#### Data for the task

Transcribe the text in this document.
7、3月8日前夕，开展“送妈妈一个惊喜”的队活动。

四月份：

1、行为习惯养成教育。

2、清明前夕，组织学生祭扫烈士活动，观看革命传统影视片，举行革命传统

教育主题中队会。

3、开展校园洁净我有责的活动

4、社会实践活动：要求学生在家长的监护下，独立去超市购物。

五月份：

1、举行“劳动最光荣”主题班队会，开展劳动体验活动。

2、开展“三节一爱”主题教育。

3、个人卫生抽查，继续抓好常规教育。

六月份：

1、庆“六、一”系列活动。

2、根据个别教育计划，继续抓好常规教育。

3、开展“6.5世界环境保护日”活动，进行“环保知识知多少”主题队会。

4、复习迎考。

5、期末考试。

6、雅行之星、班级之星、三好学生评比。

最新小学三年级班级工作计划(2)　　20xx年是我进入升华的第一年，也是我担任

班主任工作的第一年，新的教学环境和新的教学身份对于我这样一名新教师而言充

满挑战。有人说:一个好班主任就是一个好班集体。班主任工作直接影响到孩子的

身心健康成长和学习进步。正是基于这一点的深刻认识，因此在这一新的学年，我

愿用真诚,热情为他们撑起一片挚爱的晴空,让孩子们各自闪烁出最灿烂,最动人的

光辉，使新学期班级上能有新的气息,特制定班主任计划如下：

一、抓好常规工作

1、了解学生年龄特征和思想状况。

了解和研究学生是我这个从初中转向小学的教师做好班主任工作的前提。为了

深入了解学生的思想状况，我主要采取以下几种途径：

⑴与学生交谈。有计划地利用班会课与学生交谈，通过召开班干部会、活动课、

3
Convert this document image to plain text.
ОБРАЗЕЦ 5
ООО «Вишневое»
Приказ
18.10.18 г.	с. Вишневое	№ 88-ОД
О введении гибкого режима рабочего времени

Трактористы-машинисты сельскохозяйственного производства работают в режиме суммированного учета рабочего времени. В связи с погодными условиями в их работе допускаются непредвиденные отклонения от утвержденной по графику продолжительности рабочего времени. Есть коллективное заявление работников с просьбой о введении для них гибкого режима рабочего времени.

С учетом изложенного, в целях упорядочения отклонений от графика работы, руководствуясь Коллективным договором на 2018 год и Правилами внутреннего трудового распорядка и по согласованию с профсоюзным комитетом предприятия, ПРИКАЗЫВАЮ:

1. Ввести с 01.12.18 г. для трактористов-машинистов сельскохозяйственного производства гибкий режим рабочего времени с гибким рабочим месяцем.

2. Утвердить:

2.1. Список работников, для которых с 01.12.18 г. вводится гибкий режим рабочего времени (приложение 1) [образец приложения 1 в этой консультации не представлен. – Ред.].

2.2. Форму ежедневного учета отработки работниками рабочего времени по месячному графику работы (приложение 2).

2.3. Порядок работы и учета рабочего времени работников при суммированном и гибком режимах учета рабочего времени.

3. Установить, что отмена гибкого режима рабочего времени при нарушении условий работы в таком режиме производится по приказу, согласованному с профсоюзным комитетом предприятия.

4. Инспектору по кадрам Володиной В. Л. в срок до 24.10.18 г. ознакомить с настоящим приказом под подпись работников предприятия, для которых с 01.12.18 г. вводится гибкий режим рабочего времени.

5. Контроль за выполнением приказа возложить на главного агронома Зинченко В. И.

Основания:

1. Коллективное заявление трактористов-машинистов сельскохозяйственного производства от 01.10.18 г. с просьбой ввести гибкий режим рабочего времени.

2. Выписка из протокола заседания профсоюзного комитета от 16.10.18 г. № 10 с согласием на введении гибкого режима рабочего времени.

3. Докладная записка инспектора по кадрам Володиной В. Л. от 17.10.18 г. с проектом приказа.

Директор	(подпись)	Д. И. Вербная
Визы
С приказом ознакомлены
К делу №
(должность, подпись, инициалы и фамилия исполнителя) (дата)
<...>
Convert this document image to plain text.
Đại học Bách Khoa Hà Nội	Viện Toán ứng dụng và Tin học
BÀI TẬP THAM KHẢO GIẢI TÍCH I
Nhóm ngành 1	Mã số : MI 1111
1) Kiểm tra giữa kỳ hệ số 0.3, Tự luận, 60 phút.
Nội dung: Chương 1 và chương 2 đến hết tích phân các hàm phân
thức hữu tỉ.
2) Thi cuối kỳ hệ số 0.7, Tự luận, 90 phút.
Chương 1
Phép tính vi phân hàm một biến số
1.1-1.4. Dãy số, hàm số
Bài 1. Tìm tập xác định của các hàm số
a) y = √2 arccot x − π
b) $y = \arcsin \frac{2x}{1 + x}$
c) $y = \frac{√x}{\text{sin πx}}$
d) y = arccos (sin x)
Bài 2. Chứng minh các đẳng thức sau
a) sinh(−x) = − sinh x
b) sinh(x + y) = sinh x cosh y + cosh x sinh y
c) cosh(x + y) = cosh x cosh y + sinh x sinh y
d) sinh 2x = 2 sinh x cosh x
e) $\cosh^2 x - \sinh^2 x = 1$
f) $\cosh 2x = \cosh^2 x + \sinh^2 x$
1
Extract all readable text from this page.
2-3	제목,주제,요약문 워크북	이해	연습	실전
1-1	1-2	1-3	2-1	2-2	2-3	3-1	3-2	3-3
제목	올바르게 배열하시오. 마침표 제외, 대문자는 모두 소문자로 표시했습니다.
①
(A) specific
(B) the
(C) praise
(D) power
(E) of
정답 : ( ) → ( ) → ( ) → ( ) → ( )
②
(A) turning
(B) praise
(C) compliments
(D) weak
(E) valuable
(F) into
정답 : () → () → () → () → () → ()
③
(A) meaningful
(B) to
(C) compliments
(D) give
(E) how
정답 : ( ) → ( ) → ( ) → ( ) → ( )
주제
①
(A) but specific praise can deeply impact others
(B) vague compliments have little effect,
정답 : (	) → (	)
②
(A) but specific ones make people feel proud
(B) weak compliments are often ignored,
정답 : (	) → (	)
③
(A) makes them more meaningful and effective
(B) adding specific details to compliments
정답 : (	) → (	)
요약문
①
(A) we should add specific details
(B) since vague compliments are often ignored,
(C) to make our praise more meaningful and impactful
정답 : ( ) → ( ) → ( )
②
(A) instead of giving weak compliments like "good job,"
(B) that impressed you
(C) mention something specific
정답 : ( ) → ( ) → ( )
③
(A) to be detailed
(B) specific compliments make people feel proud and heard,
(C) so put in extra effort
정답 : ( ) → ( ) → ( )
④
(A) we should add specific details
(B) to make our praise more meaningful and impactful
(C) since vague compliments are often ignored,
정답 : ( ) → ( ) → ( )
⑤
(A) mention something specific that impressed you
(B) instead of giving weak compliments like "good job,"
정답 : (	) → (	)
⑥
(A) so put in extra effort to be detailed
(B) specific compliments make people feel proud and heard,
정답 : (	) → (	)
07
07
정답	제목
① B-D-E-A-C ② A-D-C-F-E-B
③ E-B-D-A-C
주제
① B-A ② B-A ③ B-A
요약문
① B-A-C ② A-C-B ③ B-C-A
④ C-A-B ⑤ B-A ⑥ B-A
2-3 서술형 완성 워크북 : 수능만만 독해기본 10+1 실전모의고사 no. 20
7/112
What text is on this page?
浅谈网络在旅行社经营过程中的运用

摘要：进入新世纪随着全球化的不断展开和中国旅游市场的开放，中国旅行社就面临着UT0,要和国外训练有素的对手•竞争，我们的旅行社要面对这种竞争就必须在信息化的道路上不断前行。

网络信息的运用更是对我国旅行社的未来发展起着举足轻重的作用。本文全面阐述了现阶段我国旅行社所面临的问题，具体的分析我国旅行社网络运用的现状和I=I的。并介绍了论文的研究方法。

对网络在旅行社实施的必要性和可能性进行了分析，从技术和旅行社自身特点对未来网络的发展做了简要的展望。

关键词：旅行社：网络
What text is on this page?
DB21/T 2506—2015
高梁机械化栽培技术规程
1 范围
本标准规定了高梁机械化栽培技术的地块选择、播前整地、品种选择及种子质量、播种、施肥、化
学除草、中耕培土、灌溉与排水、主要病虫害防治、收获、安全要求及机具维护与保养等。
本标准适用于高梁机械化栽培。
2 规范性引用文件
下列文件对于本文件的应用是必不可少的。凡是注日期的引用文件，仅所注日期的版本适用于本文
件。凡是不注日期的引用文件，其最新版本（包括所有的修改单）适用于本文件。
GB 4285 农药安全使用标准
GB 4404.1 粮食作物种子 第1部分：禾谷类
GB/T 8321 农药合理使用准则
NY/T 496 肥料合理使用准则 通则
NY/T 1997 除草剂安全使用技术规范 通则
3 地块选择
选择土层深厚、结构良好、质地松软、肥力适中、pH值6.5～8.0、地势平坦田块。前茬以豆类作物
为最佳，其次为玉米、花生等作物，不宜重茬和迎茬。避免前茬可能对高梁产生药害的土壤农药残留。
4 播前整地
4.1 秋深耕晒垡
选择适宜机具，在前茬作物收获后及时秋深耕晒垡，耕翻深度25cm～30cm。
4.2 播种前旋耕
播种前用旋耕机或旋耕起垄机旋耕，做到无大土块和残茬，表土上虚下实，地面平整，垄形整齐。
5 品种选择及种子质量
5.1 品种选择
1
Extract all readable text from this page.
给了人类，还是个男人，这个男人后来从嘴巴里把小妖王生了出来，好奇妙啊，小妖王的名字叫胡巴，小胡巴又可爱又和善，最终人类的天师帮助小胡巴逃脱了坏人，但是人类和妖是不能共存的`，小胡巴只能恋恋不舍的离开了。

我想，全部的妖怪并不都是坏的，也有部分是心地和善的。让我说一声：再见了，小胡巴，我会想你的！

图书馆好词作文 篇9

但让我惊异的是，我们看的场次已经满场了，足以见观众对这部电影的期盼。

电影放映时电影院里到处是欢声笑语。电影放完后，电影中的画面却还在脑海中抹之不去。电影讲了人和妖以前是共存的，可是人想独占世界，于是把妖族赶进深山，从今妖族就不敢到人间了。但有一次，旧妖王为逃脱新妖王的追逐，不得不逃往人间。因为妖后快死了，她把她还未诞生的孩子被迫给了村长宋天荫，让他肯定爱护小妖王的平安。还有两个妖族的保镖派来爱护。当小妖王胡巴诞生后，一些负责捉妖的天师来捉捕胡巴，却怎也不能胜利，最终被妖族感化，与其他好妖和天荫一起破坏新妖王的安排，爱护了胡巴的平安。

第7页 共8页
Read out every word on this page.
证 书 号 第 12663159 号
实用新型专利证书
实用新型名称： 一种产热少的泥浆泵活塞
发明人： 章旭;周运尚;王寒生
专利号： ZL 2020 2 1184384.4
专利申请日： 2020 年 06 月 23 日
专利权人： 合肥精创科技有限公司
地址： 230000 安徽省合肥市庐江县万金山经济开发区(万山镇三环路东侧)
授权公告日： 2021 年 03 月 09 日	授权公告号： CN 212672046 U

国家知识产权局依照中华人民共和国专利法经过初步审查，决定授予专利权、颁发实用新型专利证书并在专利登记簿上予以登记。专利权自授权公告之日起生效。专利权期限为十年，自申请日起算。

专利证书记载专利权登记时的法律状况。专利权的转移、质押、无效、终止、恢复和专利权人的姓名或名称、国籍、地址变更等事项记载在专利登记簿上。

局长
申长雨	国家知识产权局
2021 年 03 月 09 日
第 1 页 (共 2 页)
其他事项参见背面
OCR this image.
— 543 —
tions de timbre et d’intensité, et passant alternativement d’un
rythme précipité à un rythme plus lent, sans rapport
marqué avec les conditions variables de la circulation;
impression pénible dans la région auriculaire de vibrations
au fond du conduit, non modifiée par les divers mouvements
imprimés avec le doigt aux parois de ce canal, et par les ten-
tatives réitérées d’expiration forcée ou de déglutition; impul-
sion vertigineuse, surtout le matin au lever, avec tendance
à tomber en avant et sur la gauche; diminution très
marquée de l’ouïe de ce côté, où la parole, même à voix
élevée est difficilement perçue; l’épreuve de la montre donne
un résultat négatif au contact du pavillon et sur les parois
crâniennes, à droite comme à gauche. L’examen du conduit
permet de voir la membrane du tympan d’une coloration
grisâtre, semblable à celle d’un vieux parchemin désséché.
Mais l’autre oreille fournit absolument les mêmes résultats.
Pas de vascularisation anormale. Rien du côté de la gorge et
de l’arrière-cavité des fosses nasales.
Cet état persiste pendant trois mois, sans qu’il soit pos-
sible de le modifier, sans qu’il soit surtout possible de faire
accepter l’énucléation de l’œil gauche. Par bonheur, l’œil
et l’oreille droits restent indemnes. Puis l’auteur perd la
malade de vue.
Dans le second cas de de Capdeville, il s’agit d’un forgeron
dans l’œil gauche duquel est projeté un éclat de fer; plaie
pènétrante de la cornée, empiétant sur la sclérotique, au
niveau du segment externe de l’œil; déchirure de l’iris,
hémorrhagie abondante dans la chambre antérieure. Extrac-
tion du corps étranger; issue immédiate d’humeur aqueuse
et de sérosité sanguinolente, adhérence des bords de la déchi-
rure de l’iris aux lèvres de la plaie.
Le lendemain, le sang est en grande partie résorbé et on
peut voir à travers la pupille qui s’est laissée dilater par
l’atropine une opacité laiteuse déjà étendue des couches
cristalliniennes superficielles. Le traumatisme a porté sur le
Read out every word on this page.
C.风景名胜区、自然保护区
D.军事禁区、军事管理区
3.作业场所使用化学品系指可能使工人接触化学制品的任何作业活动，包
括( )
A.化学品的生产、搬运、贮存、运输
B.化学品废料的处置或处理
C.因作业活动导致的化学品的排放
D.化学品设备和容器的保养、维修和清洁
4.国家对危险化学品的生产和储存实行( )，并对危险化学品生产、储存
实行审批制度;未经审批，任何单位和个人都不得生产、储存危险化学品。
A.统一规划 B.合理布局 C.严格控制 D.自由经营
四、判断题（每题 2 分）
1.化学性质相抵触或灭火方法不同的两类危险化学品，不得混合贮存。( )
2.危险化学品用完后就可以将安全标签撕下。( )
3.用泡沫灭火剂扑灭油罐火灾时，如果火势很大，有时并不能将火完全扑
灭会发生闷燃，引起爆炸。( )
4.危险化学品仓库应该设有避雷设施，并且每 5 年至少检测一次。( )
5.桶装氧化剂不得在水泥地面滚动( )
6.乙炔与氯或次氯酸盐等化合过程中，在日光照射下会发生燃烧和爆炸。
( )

########

■ The task: From the listing, copy every line where the string "приказом" appears.

■ Reply to the exercise:
4. Инспектору по кадрам Володиной В. Л. в срок до 24.10.18 г. ознакомить с настоящим приказом под подпись работников предприятия, для которых с 01.12.18 г. вводится гибкий режим рабочего времени.
С приказом ознакомлены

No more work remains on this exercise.